++++ STORED ROWS ++++

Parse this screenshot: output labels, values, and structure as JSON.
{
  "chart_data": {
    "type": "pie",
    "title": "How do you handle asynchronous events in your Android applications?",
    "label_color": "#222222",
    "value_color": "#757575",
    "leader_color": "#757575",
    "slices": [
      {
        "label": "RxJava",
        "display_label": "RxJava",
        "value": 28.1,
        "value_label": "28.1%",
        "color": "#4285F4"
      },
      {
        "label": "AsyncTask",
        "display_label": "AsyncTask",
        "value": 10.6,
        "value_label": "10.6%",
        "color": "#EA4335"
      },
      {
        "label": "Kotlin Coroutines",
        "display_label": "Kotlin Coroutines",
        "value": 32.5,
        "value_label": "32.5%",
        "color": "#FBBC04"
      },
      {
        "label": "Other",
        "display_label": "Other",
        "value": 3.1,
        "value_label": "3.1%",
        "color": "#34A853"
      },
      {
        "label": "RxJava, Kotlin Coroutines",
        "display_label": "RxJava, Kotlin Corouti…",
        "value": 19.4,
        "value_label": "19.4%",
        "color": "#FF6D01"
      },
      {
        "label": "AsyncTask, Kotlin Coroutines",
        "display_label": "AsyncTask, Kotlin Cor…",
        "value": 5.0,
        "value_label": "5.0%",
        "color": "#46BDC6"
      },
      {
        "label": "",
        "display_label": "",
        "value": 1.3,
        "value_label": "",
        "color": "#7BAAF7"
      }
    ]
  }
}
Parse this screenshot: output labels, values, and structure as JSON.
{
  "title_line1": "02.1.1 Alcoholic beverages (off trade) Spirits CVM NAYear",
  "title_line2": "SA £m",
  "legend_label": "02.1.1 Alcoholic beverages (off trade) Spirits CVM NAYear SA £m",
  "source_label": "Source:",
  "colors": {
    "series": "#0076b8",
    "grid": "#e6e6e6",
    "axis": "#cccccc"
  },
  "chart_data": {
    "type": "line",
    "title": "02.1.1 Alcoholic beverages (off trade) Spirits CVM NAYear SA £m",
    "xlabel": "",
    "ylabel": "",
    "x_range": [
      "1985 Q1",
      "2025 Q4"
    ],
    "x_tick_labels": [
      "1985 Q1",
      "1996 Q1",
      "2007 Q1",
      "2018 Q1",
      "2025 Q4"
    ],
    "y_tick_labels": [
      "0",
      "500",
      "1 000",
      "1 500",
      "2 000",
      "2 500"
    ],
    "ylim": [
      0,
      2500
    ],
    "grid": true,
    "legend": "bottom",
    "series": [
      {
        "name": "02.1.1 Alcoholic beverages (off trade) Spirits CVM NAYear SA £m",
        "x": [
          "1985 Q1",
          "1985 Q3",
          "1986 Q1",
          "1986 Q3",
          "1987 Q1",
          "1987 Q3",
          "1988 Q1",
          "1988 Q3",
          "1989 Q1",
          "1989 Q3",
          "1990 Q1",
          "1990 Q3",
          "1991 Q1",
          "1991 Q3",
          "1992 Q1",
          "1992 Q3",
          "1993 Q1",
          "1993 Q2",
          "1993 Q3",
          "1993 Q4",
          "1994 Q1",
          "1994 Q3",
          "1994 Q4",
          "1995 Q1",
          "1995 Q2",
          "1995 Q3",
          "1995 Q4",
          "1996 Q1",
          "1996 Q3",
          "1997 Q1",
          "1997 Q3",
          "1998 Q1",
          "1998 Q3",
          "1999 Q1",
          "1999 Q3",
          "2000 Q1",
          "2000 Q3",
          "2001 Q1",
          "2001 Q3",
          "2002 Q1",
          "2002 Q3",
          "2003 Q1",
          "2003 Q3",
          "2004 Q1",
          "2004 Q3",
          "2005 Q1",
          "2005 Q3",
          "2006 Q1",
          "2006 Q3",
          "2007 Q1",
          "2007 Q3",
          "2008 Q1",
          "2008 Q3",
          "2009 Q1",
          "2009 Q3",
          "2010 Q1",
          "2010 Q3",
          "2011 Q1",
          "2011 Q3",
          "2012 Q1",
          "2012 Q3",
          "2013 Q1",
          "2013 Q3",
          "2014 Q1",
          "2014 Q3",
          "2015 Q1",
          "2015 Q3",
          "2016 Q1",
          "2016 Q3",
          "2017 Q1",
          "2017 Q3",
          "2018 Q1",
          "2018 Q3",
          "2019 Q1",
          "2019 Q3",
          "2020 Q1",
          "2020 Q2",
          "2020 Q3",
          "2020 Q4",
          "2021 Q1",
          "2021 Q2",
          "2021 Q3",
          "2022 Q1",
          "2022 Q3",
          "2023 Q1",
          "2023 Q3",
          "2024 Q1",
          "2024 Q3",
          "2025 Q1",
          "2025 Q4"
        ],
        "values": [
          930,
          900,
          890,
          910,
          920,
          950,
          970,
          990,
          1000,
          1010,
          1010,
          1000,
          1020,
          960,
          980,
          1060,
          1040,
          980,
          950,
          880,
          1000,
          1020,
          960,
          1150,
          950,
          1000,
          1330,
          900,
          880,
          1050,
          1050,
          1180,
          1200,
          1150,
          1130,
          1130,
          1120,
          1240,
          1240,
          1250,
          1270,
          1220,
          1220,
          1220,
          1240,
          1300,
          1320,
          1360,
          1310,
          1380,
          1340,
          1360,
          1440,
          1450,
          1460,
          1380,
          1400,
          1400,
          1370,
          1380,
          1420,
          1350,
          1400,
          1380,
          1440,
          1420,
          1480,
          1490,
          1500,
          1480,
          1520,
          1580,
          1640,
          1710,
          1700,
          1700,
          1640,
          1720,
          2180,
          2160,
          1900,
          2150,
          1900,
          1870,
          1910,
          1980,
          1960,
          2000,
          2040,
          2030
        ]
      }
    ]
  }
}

++++

## AIM
Repeat the material word for word, in full.

## THE SOLUTION
Parse this screenshot: output labels, values, and structure as JSON.
{
  "chart_data": {
    "type": "pie",
    "title": "How do you handle asynchronous events in your Android applications?",
    "label_color": "#222222",
    "value_color": "#757575",
    "leader_color": "#757575",
    "slices": [
      {
        "label": "RxJava",
        "display_label": "RxJava",
        "value": 28.1,
        "value_label": "28.1%",
        "color": "#4285F4"
      },
      {
        "label": "AsyncTask",
        "display_label": "AsyncTask",
        "value": 10.6,
        "value_label": "10.6%",
        "color": "#EA4335"
      },
      {
        "label": "Kotlin Coroutines",
        "display_label": "Kotlin Coroutines",
        "value": 32.5,
        "value_label": "32.5%",
        "color": "#FBBC04"
      },
      {
        "label": "Other",
        "display_label": "Other",
        "value": 3.1,
        "value_label": "3.1%",
        "color": "#34A853"
      },
      {
        "label": "RxJava, Kotlin Coroutines",
        "display_label": "RxJava, Kotlin Corouti…",
        "value": 19.4,
        "value_label": "19.4%",
        "color": "#FF6D01"
      },
      {
        "label": "AsyncTask, Kotlin Coroutines",
        "display_label": "AsyncTask, Kotlin Cor…",
        "value": 5.0,
        "value_label": "5.0%",
        "color": "#46BDC6"
      },
      {
        "label": "",
        "display_label": "",
        "value": 1.3,
        "value_label": "",
        "color": "#7BAAF7"
      }
    ]
  }
}
Parse this screenshot: output labels, values, and structure as JSON.
{
  "title_line1": "02.1.1 Alcoholic beverages (off trade) Spirits CVM NAYear",
  "title_line2": "SA £m",
  "legend_label": "02.1.1 Alcoholic beverages (off trade) Spirits CVM NAYear SA £m",
  "source_label": "Source:",
  "colors": {
    "series": "#0076b8",
    "grid": "#e6e6e6",
    "axis": "#cccccc"
  },
  "chart_data": {
    "type": "line",
    "title": "02.1.1 Alcoholic beverages (off trade) Spirits CVM NAYear SA £m",
    "xlabel": "",
    "ylabel": "",
    "x_range": [
      "1985 Q1",
      "2025 Q4"
    ],
    "x_tick_labels": [
      "1985 Q1",
      "1996 Q1",
      "2007 Q1",
      "2018 Q1",
      "2025 Q4"
    ],
    "y_tick_labels": [
      "0",
      "500",
      "1 000",
      "1 500",
      "2 000",
      "2 500"
    ],
    "ylim": [
      0,
      2500
    ],
    "grid": true,
    "legend": "bottom",
    "series": [
      {
        "name": "02.1.1 Alcoholic beverages (off trade) Spirits CVM NAYear SA £m",
        "x": [
          "1985 Q1",
          "1985 Q3",
          "1986 Q1",
          "1986 Q3",
          "1987 Q1",
          "1987 Q3",
          "1988 Q1",
          "1988 Q3",
          "1989 Q1",
          "1989 Q3",
          "1990 Q1",
          "1990 Q3",
          "1991 Q1",
          "1991 Q3",
          "1992 Q1",
          "1992 Q3",
          "1993 Q1",
          "1993 Q2",
          "1993 Q3",
          "1993 Q4",
          "1994 Q1",
          "1994 Q3",
          "1994 Q4",
          "1995 Q1",
          "1995 Q2",
          "1995 Q3",
          "1995 Q4",
          "1996 Q1",
          "1996 Q3",
          "1997 Q1",
          "1997 Q3",
          "1998 Q1",
          "1998 Q3",
          "1999 Q1",
          "1999 Q3",
          "2000 Q1",
          "2000 Q3",
          "2001 Q1",
          "2001 Q3",
          "2002 Q1",
          "2002 Q3",
          "2003 Q1",
          "2003 Q3",
          "2004 Q1",
          "2004 Q3",
          "2005 Q1",
          "2005 Q3",
          "2006 Q1",
          "2006 Q3",
          "2007 Q1",
          "2007 Q3",
          "2008 Q1",
          "2008 Q3",
          "2009 Q1",
          "2009 Q3",
          "2010 Q1",
          "2010 Q3",
          "2011 Q1",
          "2011 Q3",
          "2012 Q1",
          "2012 Q3",
          "2013 Q1",
          "2013 Q3",
          "2014 Q1",
          "2014 Q3",
          "2015 Q1",
          "2015 Q3",
          "2016 Q1",
          "2016 Q3",
          "2017 Q1",
          "2017 Q3",
          "2018 Q1",
          "2018 Q3",
          "2019 Q1",
          "2019 Q3",
          "2020 Q1",
          "2020 Q2",
          "2020 Q3",
          "2020 Q4",
          "2021 Q1",
          "2021 Q2",
          "2021 Q3",
          "2022 Q1",
          "2022 Q3",
          "2023 Q1",
          "2023 Q3",
          "2024 Q1",
          "2024 Q3",
          "2025 Q1",
          "2025 Q4"
        ],
        "values": [
          930,
          900,
          890,
          910,
          920,
          950,
          970,
          990,
          1000,
          1010,
          1010,
          1000,
          1020,
          960,
          980,
          1060,
          1040,
          980,
          950,
          880,
          1000,
          1020,
          960,
          1150,
          950,
          1000,
          1330,
          900,
          880,
          1050,
          1050,
          1180,
          1200,
          1150,
          1130,
          1130,
          1120,
          1240,
          1240,
          1250,
          1270,
          1220,
          1220,
          1220,
          1240,
          1300,
          1320,
          1360,
          1310,
          1380,
          1340,
          1360,
          1440,
          1450,
          1460,
          1380,
          1400,
          1400,
          1370,
          1380,
          1420,
          1350,
          1400,
          1380,
          1440,
          1420,
          1480,
          1490,
          1500,
          1480,
          1520,
          1580,
          1640,
          1710,
          1700,
          1700,
          1640,
          1720,
          2180,
          2160,
          1900,
          2150,
          1900,
          1870,
          1910,
          1980,
          1960,
          2000,
          2040,
          2030
        ]
      }
    ]
  }
}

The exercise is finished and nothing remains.